— Begin —

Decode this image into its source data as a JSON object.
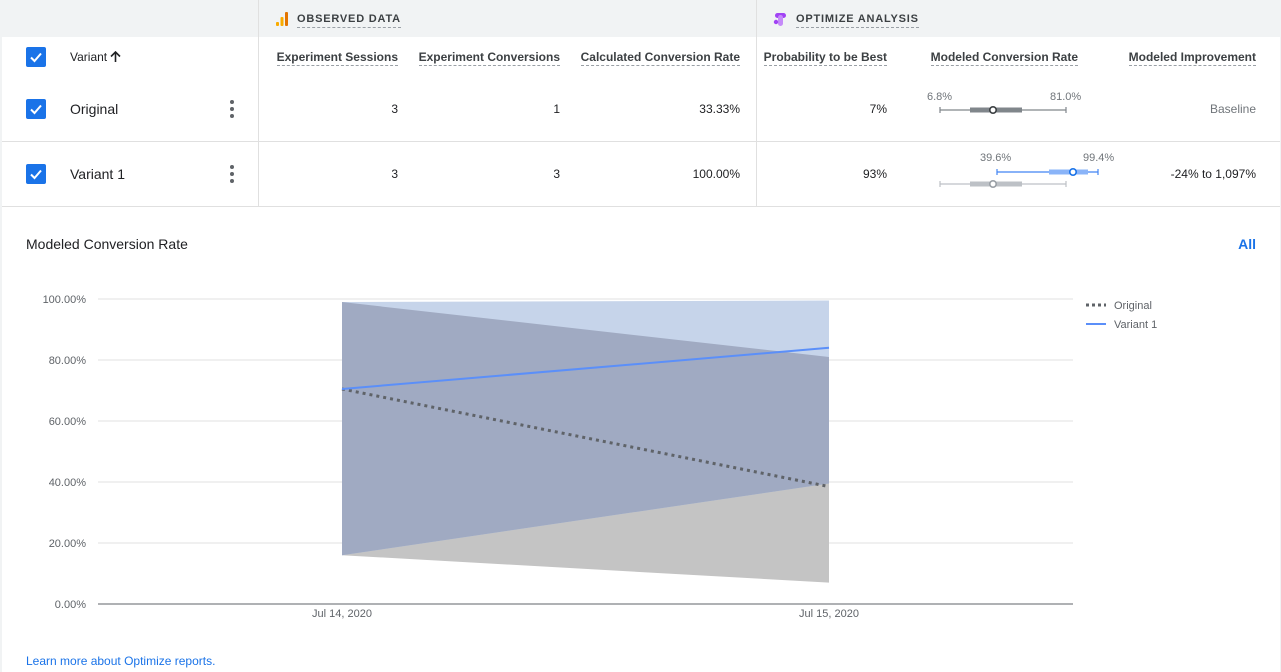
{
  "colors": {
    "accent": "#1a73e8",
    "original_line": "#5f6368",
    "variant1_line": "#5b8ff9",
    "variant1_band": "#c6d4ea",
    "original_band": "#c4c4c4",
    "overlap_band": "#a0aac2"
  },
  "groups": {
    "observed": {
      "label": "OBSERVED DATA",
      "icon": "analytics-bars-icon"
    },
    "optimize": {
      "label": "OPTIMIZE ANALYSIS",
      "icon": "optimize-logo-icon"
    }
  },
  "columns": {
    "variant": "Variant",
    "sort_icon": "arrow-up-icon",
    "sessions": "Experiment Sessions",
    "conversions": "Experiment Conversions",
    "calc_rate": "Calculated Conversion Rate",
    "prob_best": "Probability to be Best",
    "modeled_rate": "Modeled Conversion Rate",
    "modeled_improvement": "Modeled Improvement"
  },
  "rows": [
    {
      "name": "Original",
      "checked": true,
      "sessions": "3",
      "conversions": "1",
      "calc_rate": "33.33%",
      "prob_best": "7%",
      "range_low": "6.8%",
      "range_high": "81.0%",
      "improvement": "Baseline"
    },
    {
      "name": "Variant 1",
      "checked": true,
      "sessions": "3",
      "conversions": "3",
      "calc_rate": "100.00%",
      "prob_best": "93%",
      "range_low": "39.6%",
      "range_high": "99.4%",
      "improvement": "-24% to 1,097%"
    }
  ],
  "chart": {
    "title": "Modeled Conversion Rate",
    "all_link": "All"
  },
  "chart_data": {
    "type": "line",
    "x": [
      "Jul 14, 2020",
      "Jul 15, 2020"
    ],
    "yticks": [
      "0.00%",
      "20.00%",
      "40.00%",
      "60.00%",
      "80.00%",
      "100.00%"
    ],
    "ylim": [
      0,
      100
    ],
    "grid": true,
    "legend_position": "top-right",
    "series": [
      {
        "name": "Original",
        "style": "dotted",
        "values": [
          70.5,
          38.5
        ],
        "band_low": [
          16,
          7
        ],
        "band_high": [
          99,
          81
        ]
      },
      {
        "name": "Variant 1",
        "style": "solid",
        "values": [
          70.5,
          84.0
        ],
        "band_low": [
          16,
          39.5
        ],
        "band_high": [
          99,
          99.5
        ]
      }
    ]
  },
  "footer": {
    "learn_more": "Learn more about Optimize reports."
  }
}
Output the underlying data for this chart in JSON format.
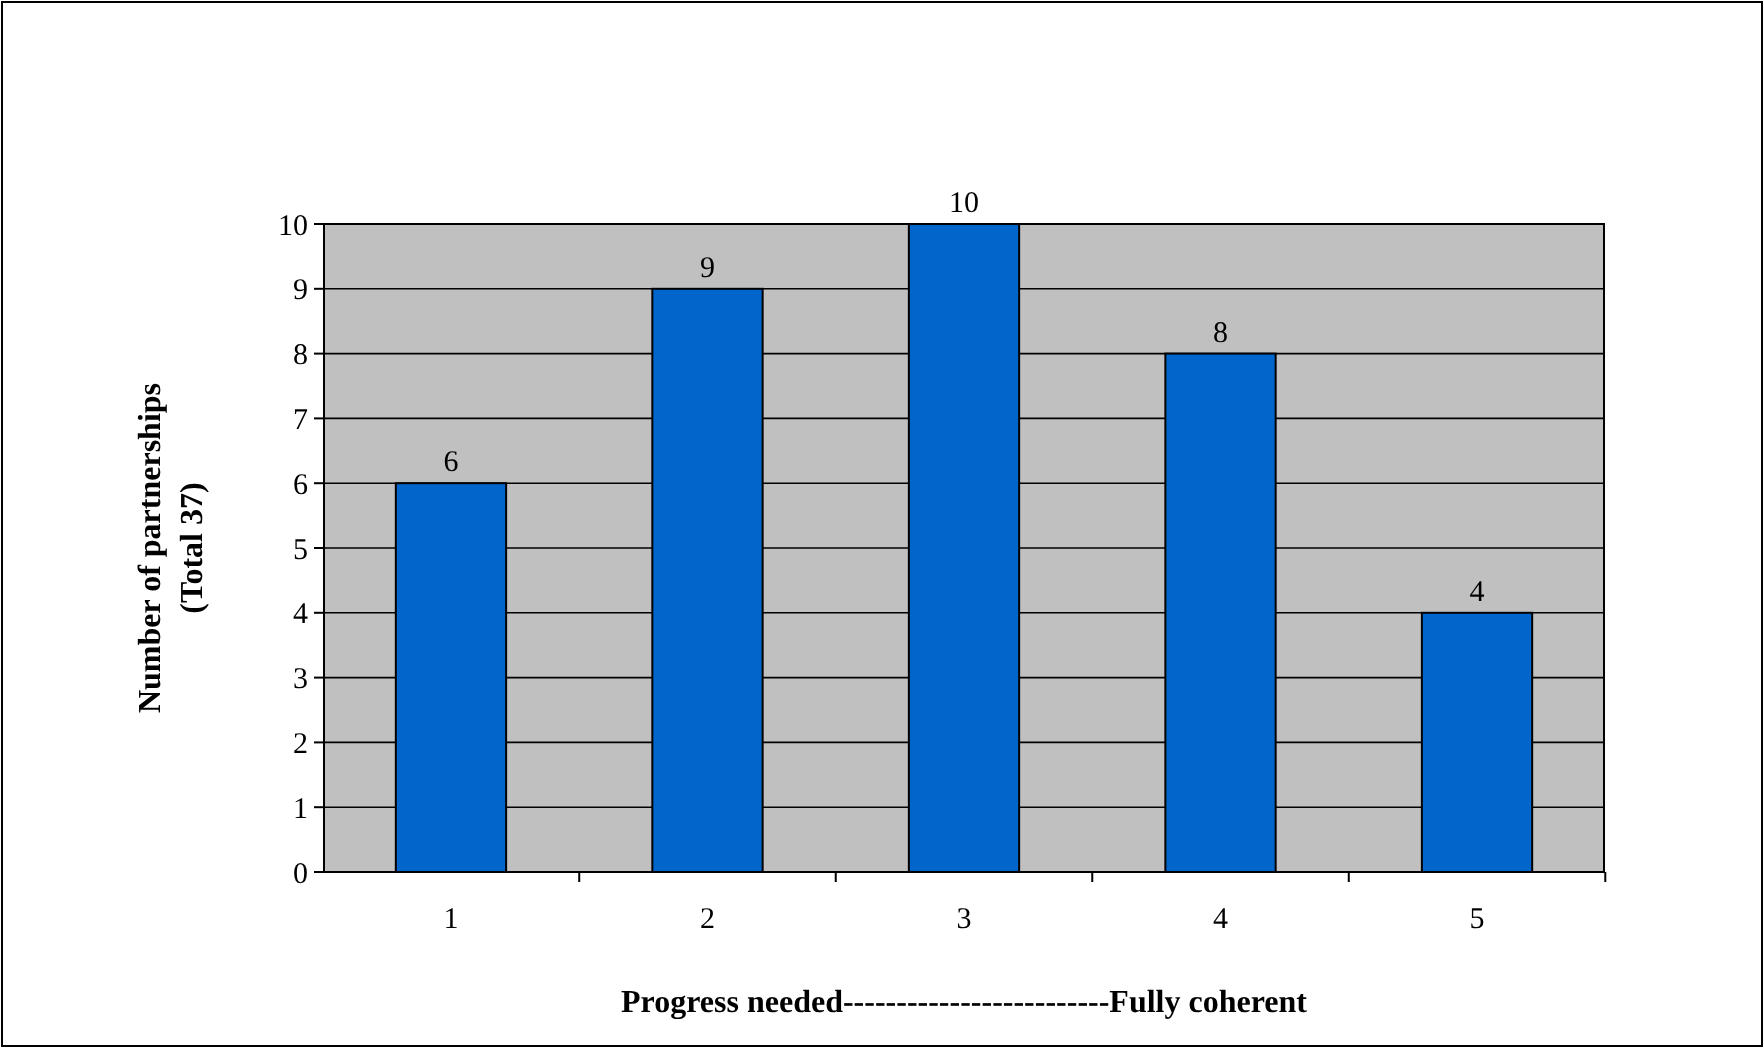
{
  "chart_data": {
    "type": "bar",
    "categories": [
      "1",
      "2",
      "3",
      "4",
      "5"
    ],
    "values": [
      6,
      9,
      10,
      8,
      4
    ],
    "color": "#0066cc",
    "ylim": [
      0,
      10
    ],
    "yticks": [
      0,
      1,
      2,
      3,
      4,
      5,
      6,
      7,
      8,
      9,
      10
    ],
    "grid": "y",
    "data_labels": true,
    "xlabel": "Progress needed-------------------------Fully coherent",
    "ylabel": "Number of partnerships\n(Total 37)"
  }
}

— End —

## Task to complete:
Transcribe all of the material exactly, leaving out whatever pictures it contains.

## Worked solution:
Decode this image into its source data as a JSON object.
{
  "colors": {
    "accent": "#1a73e8",
    "original_line": "#5f6368",
    "variant1_line": "#5b8ff9",
    "variant1_band": "#c6d4ea",
    "original_band": "#c4c4c4",
    "overlap_band": "#a0aac2"
  },
  "groups": {
    "observed": {
      "label": "OBSERVED DATA",
      "icon": "analytics-bars-icon"
    },
    "optimize": {
      "label": "OPTIMIZE ANALYSIS",
      "icon": "optimize-logo-icon"
    }
  },
  "columns": {
    "variant": "Variant",
    "sort_icon": "arrow-up-icon",
    "sessions": "Experiment Sessions",
    "conversions": "Experiment Conversions",
    "calc_rate": "Calculated Conversion Rate",
    "prob_best": "Probability to be Best",
    "modeled_rate": "Modeled Conversion Rate",
    "modeled_improvement": "Modeled Improvement"
  },
  "rows": [
    {
      "name": "Original",
      "checked": true,
      "sessions": "3",
      "conversions": "1",
      "calc_rate": "33.33%",
      "prob_best": "7%",
      "range_low": "6.8%",
      "range_high": "81.0%",
      "improvement": "Baseline"
    },
    {
      "name": "Variant 1",
      "checked": true,
      "sessions": "3",
      "conversions": "3",
      "calc_rate": "100.00%",
      "prob_best": "93%",
      "range_low": "39.6%",
      "range_high": "99.4%",
      "improvement": "-24% to 1,097%"
    }
  ],
  "chart": {
    "title": "Modeled Conversion Rate",
    "all_link": "All"
  },
  "chart_data": {
    "type": "line",
    "x": [
      "Jul 14, 2020",
      "Jul 15, 2020"
    ],
    "yticks": [
      "0.00%",
      "20.00%",
      "40.00%",
      "60.00%",
      "80.00%",
      "100.00%"
    ],
    "ylim": [
      0,
      100
    ],
    "grid": true,
    "legend_position": "top-right",
    "series": [
      {
        "name": "Original",
        "style": "dotted",
        "values": [
          70.5,
          38.5
        ],
        "band_low": [
          16,
          7
        ],
        "band_high": [
          99,
          81
        ]
      },
      {
        "name": "Variant 1",
        "style": "solid",
        "values": [
          70.5,
          84.0
        ],
        "band_low": [
          16,
          39.5
        ],
        "band_high": [
          99,
          99.5
        ]
      }
    ]
  },
  "footer": {
    "learn_more": "Learn more about Optimize reports."
  }
}
Output the underlying data for this chart in JSON format.
{
  "chart_data": {
    "type": "bar",
    "categories": [
      "1",
      "2",
      "3",
      "4",
      "5"
    ],
    "values": [
      6,
      9,
      10,
      8,
      4
    ],
    "color": "#0066cc",
    "ylim": [
      0,
      10
    ],
    "yticks": [
      0,
      1,
      2,
      3,
      4,
      5,
      6,
      7,
      8,
      9,
      10
    ],
    "grid": "y",
    "data_labels": true,
    "xlabel": "Progress needed-------------------------Fully coherent",
    "ylabel": "Number of partnerships\n(Total 37)"
  }
}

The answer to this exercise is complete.